Records excerpted from a collection
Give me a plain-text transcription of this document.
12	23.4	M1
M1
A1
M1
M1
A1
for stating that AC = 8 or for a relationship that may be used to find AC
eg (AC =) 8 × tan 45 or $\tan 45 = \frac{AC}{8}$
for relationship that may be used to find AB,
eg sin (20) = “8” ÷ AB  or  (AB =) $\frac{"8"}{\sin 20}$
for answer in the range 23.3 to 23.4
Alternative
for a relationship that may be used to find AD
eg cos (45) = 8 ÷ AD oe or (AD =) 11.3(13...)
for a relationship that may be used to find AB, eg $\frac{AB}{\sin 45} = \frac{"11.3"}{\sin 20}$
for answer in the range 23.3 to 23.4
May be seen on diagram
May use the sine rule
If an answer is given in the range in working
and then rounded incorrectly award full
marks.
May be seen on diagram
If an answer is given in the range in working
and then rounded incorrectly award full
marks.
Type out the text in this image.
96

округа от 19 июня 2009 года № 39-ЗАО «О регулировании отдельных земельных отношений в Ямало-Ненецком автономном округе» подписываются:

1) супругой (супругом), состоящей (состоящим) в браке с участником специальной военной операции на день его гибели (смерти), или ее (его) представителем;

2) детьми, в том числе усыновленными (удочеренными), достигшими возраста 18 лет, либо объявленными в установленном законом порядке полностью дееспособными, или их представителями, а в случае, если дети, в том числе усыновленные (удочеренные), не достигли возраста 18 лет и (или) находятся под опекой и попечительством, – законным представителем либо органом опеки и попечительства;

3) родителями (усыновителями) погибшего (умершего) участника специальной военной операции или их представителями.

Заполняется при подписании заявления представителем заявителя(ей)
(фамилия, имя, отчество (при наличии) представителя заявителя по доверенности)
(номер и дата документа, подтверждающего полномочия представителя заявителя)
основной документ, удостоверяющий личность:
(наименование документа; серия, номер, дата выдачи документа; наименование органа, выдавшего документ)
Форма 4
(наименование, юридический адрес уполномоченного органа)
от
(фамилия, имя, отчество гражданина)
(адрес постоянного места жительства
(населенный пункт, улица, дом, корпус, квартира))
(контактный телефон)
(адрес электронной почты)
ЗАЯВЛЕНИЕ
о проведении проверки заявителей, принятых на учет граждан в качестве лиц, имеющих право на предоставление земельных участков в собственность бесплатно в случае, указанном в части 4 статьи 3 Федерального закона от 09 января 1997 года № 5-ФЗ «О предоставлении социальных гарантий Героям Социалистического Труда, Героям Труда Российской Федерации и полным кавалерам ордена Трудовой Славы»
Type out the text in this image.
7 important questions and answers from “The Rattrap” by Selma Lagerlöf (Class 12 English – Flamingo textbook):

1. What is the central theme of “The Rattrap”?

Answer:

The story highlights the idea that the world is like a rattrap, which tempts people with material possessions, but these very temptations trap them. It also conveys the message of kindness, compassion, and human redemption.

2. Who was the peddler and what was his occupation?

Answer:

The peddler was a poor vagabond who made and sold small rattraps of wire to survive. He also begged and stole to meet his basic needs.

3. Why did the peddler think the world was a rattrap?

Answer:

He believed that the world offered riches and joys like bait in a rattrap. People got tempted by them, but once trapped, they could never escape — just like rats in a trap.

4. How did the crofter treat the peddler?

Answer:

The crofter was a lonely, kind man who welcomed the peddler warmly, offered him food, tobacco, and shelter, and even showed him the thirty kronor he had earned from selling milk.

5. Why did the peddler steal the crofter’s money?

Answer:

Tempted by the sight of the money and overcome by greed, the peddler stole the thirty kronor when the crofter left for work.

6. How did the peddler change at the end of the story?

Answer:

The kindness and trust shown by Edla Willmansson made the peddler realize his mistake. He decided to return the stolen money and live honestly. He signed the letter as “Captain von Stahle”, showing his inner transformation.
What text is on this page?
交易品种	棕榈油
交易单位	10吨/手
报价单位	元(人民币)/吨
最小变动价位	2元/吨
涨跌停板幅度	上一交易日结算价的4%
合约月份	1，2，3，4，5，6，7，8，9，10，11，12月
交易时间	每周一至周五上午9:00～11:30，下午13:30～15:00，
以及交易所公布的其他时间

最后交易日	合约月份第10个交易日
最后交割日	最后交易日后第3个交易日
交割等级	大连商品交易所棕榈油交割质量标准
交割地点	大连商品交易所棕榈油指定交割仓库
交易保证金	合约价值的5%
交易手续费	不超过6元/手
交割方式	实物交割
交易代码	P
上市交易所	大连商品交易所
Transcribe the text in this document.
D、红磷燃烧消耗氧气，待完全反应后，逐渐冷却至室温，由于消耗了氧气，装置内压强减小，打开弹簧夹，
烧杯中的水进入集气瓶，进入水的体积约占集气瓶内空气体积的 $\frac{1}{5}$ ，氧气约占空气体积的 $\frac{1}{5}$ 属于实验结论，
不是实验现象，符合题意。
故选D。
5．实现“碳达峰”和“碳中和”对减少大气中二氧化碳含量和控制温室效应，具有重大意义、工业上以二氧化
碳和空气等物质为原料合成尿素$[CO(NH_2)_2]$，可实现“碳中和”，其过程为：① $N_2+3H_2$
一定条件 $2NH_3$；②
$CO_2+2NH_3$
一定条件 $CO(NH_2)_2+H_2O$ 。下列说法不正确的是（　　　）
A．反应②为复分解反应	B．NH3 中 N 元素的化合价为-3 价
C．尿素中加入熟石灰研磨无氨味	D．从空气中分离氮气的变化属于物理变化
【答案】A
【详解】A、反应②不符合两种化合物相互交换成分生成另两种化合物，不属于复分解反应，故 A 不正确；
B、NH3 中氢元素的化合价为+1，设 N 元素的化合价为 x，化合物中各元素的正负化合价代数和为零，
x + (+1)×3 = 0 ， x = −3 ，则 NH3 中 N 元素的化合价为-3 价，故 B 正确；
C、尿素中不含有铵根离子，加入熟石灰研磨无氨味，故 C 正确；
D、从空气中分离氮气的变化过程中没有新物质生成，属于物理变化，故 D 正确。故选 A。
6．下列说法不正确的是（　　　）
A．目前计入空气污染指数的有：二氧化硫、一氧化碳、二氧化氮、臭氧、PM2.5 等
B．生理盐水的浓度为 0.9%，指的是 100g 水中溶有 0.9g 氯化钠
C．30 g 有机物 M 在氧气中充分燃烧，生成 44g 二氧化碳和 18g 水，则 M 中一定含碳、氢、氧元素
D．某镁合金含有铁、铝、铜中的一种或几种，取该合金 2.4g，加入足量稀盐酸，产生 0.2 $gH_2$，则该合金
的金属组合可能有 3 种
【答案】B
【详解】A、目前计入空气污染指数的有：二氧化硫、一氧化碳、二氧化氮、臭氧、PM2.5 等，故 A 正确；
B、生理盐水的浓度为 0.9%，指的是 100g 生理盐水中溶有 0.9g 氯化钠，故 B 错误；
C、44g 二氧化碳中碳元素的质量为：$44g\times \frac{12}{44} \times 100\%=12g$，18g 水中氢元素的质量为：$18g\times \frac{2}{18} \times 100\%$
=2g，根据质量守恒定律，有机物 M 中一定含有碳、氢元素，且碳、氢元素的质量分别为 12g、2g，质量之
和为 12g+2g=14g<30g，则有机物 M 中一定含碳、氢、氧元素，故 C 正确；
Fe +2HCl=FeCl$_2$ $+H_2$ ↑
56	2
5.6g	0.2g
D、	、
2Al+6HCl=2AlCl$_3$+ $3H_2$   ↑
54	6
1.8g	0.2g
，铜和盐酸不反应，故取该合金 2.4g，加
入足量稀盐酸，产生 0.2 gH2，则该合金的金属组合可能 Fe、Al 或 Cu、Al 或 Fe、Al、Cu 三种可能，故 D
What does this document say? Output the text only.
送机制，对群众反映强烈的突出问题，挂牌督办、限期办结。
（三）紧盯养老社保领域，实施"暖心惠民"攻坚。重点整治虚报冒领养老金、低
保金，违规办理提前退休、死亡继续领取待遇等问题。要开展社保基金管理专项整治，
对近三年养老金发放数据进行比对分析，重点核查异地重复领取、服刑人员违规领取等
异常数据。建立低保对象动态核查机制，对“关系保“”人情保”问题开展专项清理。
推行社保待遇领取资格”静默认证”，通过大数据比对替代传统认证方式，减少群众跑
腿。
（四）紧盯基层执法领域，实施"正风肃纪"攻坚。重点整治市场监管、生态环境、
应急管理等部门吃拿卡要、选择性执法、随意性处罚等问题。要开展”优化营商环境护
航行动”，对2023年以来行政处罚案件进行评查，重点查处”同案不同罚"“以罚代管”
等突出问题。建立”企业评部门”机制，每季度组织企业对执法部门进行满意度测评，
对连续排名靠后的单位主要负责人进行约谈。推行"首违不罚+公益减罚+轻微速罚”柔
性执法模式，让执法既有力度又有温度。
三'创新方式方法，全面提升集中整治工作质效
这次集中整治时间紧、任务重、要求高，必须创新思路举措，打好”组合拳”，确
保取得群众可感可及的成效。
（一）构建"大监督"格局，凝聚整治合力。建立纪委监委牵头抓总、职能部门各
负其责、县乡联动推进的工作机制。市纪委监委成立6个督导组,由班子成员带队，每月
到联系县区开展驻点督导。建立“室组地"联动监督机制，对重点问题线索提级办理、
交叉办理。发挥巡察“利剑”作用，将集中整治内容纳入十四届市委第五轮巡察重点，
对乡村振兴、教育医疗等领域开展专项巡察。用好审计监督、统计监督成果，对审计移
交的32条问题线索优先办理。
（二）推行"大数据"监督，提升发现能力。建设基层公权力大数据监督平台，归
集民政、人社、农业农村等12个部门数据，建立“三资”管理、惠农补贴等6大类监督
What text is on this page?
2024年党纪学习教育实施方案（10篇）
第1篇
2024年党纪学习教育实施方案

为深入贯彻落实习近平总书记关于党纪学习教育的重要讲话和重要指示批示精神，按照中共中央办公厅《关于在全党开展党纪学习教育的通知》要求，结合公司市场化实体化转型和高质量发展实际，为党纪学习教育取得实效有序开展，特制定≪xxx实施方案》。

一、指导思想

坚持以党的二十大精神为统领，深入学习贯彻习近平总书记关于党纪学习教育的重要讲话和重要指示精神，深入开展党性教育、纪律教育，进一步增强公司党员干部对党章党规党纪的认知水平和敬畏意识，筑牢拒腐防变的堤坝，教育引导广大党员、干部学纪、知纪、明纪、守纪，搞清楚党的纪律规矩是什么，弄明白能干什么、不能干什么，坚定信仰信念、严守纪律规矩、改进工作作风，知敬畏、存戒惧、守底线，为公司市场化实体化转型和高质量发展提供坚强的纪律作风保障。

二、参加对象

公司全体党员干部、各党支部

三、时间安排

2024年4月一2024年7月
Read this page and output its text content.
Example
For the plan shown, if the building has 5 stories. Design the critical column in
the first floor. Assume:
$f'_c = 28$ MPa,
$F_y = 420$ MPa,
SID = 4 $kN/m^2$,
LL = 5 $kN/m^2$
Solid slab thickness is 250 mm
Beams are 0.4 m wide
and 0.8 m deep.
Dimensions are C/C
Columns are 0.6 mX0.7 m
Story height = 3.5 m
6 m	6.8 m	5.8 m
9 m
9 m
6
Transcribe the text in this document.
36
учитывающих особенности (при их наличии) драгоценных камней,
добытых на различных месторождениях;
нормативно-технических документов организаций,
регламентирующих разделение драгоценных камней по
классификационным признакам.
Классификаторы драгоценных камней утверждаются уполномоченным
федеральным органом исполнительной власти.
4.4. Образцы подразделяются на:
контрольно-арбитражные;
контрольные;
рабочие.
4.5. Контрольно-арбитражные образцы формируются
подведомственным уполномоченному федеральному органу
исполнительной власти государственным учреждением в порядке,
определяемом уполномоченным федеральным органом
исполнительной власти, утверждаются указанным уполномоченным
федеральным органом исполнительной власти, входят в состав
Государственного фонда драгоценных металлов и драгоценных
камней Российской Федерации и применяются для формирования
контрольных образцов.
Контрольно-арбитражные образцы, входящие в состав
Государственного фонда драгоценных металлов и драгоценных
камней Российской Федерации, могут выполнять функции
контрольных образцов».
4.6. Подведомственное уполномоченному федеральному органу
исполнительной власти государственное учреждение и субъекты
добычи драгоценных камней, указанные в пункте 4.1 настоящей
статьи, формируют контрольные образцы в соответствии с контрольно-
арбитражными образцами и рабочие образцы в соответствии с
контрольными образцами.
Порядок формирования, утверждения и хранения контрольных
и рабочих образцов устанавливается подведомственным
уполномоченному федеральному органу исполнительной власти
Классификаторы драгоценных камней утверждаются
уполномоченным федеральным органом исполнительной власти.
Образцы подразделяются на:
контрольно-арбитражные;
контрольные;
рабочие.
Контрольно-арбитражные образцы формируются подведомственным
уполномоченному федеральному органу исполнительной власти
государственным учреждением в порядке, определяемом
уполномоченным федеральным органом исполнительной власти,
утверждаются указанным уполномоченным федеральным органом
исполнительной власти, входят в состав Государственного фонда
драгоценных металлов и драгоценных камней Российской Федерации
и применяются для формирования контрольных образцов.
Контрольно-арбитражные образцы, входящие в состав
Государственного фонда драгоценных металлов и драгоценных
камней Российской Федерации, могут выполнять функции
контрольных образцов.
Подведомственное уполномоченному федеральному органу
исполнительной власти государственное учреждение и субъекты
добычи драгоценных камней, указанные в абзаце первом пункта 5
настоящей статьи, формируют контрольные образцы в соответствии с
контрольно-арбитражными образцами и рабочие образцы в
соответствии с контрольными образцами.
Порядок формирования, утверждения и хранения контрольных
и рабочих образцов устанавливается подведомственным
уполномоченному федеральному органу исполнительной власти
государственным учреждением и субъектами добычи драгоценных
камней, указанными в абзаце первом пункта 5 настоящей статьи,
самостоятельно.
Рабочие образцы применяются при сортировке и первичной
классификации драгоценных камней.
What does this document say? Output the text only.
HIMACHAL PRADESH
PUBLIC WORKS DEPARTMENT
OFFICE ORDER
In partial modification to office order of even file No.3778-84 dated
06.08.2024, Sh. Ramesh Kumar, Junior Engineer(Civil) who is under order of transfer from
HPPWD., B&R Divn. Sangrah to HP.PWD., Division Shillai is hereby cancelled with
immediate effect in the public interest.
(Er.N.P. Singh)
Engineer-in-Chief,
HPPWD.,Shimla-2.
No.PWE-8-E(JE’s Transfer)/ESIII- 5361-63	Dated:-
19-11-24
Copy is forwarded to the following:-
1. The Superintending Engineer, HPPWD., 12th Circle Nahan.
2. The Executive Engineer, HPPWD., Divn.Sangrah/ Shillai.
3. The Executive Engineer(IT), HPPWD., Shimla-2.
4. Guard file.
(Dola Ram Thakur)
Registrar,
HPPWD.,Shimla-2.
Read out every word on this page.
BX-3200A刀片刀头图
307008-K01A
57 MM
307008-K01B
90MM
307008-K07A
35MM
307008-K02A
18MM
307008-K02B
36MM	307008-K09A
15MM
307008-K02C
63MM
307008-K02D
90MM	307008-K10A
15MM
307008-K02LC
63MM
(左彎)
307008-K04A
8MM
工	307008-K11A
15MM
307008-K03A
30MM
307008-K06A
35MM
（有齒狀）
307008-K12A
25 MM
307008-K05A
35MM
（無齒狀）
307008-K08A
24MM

**TASK:** Show every line in the records above that contains the word "специальной".

**ANSWER TO THIS TASK:**
1) супругой (супругом), состоящей (состоящим) в браке с участником специальной военной операции на день его гибели (смерти), или ее (его) представителем;
3) родителями (усыновителями) погибшего (умершего) участника специальной военной операции или их представителями.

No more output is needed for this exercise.